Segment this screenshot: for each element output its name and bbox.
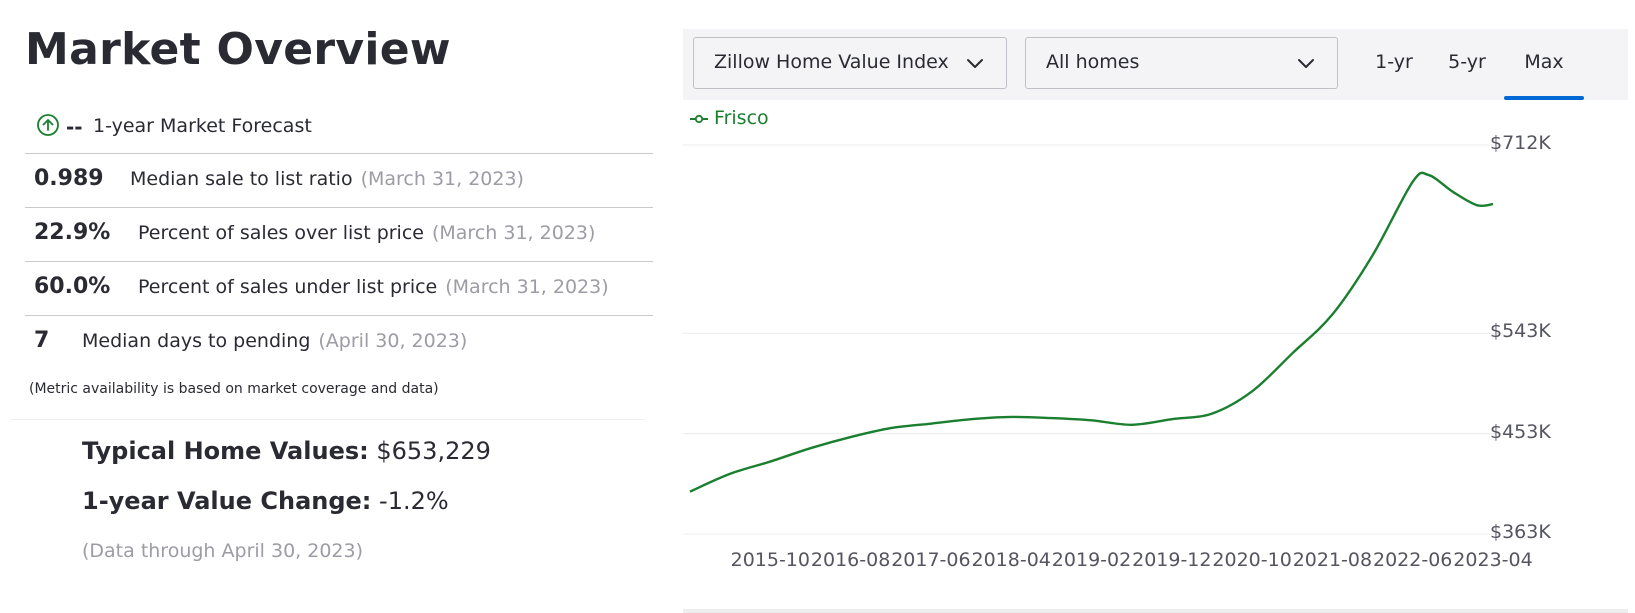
range-1yr-button[interactable]: 1-yr <box>1375 51 1413 73</box>
home-value-chart: $363K $453K $543K $712K 2015-10 2016-08 2017-0… <box>683 108 1628 612</box>
data-through-note: (Data through April 30, 2023) <box>82 540 364 562</box>
x-tick-label: 2017-06 <box>891 549 971 571</box>
metric-label: Percent of sales over list price <box>138 222 424 244</box>
home-value-chart-svg <box>683 144 1503 535</box>
typical-home-values: Typical Home Values: $653,229 <box>82 437 491 465</box>
range-5yr-button[interactable]: 5-yr <box>1448 51 1486 73</box>
y-tick-label: $543K <box>1490 320 1551 343</box>
metric-label: Median sale to list ratio <box>130 168 353 190</box>
metric-row-sale-to-list: 0.989 Median sale to list ratio (March 31… <box>25 154 653 208</box>
metric-value: 0.989 <box>34 166 104 191</box>
value-change-value: -1.2% <box>379 487 449 515</box>
y-tick-label: $453K <box>1490 420 1551 443</box>
home-type-select[interactable]: All homes <box>1025 37 1338 89</box>
y-tick-label: $363K <box>1490 521 1551 543</box>
chevron-down-icon <box>966 54 984 76</box>
metric-row-under-list: 60.0% Percent of sales under list price (… <box>25 262 653 316</box>
chart-legend: Frisco <box>690 107 769 129</box>
value-change-label: 1-year Value Change: <box>82 487 372 515</box>
typical-home-values-label: Typical Home Values: <box>82 437 369 465</box>
x-tick-label: 2021-08 <box>1292 549 1373 571</box>
typical-home-values-value: $653,229 <box>376 437 491 465</box>
metric-value: 22.9% <box>34 220 111 245</box>
chart-bottom-border <box>683 609 1628 613</box>
arrow-up-circle-icon <box>36 113 60 141</box>
page-title: Market Overview <box>25 24 451 75</box>
y-tick-label: $712K <box>1490 132 1551 154</box>
metric-date: (March 31, 2023) <box>360 168 524 190</box>
x-tick-label: 2018-04 <box>971 549 1051 571</box>
metric-value: 60.0% <box>34 274 111 299</box>
metric-label: Percent of sales under list price <box>138 276 438 298</box>
value-change: 1-year Value Change: -1.2% <box>82 487 449 515</box>
legend-marker-icon <box>690 114 708 123</box>
market-overview-panel: Market Overview -- 1-year Market Forecas… <box>0 0 653 613</box>
metric-row-days-to-pending: 7 Median days to pending (April 30, 2023) <box>25 316 653 369</box>
metric-row-over-list: 22.9% Percent of sales over list price (M… <box>25 208 653 262</box>
metric-label: Median days to pending <box>82 330 311 352</box>
chevron-down-icon <box>1297 54 1315 76</box>
chart-controls: Zillow Home Value Index All homes 1-yr 5… <box>683 29 1628 100</box>
metric-availability-note: (Metric availability is based on market … <box>29 381 439 397</box>
metric-date: (March 31, 2023) <box>431 222 596 244</box>
metric-select-value: Zillow Home Value Index <box>714 51 949 73</box>
x-tick-label: 2022-06 <box>1372 549 1453 571</box>
legend-series-name: Frisco <box>714 107 769 129</box>
forecast-label: 1-year Market Forecast <box>93 115 312 137</box>
range-max-button[interactable]: Max <box>1504 29 1584 100</box>
x-tick-label: 2023-04 <box>1453 549 1533 571</box>
home-type-select-value: All homes <box>1046 51 1140 73</box>
divider <box>10 419 645 420</box>
x-tick-label: 2015-10 <box>730 549 810 571</box>
metric-date: (April 30, 2023) <box>318 330 468 352</box>
forecast-row: -- 1-year Market Forecast <box>25 106 653 154</box>
series-line-frisco <box>689 171 1494 493</box>
forecast-value: -- <box>66 115 83 139</box>
x-tick-label: 2020-10 <box>1212 549 1292 571</box>
metric-select[interactable]: Zillow Home Value Index <box>693 37 1007 89</box>
metric-value: 7 <box>34 328 50 353</box>
x-tick-label: 2016-08 <box>810 549 891 571</box>
x-tick-label: 2019-02 <box>1051 549 1132 571</box>
metric-date: (March 31, 2023) <box>445 276 609 298</box>
x-tick-label: 2019-12 <box>1132 549 1212 571</box>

> Written problem
Copy the listing above word for word, leaving out the pictures.

> The reply
Segment this screenshot: for each element output its name and bbox.
range-1yr-button[interactable]: 1-yr <box>1375 51 1413 73</box>
home-value-chart: $363K $453K $543K $712K 2015-10 2016-08 2017-0… <box>683 108 1628 612</box>
data-through-note: (Data through April 30, 2023) <box>82 540 364 562</box>
x-tick-label: 2017-06 <box>891 549 971 571</box>
metric-label: Percent of sales over list price <box>138 222 424 244</box>
home-value-chart-svg <box>683 144 1503 535</box>
typical-home-values: Typical Home Values: $653,229 <box>82 437 491 465</box>
range-5yr-button[interactable]: 5-yr <box>1448 51 1486 73</box>
y-tick-label: $543K <box>1490 320 1551 343</box>
metric-label: Median sale to list ratio <box>130 168 353 190</box>
metric-row-sale-to-list: 0.989 Median sale to list ratio (March 31… <box>25 154 653 208</box>
metric-value: 0.989 <box>34 166 104 191</box>
value-change-value: -1.2% <box>379 487 449 515</box>
y-tick-label: $453K <box>1490 420 1551 443</box>
home-type-select[interactable]: All homes <box>1025 37 1338 89</box>
y-tick-label: $363K <box>1490 521 1551 543</box>
chevron-down-icon <box>966 54 984 76</box>
metric-row-under-list: 60.0% Percent of sales under list price (… <box>25 262 653 316</box>
chart-legend: Frisco <box>690 107 769 129</box>
value-change-label: 1-year Value Change: <box>82 487 372 515</box>
typical-home-values-label: Typical Home Values: <box>82 437 369 465</box>
x-tick-label: 2021-08 <box>1292 549 1373 571</box>
typical-home-values-value: $653,229 <box>376 437 491 465</box>
metric-value: 22.9% <box>34 220 111 245</box>
chart-bottom-border <box>683 609 1628 613</box>
arrow-up-circle-icon <box>36 113 60 141</box>
page-title: Market Overview <box>25 24 451 75</box>
y-tick-label: $712K <box>1490 132 1551 154</box>
metric-date: (March 31, 2023) <box>360 168 524 190</box>
x-tick-label: 2018-04 <box>971 549 1051 571</box>
metric-value: 60.0% <box>34 274 111 299</box>
metric-label: Percent of sales under list price <box>138 276 438 298</box>
value-change: 1-year Value Change: -1.2% <box>82 487 449 515</box>
legend-marker-icon <box>690 114 708 123</box>
market-overview-panel: Market Overview -- 1-year Market Forecas… <box>0 0 653 613</box>
metric-row-days-to-pending: 7 Median days to pending (April 30, 2023) <box>25 316 653 369</box>
metric-row-over-list: 22.9% Percent of sales over list price (M… <box>25 208 653 262</box>
metric-label: Median days to pending <box>82 330 311 352</box>
chevron-down-icon <box>1297 54 1315 76</box>
chart-controls: Zillow Home Value Index All homes 1-yr 5… <box>683 29 1628 100</box>
metric-availability-note: (Metric availability is based on market … <box>29 381 439 397</box>
metric-date: (March 31, 2023) <box>431 222 596 244</box>
metric-select-value: Zillow Home Value Index <box>714 51 949 73</box>
x-tick-label: 2022-06 <box>1372 549 1453 571</box>
legend-series-name: Frisco <box>714 107 769 129</box>
forecast-label: 1-year Market Forecast <box>93 115 312 137</box>
range-max-button[interactable]: Max <box>1504 29 1584 100</box>
x-tick-label: 2023-04 <box>1453 549 1533 571</box>
home-type-select-value: All homes <box>1046 51 1140 73</box>
divider <box>10 419 645 420</box>
x-tick-label: 2015-10 <box>730 549 810 571</box>
metric-date: (April 30, 2023) <box>318 330 468 352</box>
forecast-row: -- 1-year Market Forecast <box>25 106 653 154</box>
series-line-frisco <box>689 171 1494 493</box>
forecast-value: -- <box>66 115 83 139</box>
x-tick-label: 2020-10 <box>1212 549 1292 571</box>
metric-select[interactable]: Zillow Home Value Index <box>693 37 1007 89</box>
metric-value: 7 <box>34 328 50 353</box>
x-tick-label: 2016-08 <box>810 549 891 571</box>
x-tick-label: 2019-02 <box>1051 549 1132 571</box>
metric-date: (March 31, 2023) <box>445 276 609 298</box>
x-tick-label: 2019-12 <box>1132 549 1212 571</box>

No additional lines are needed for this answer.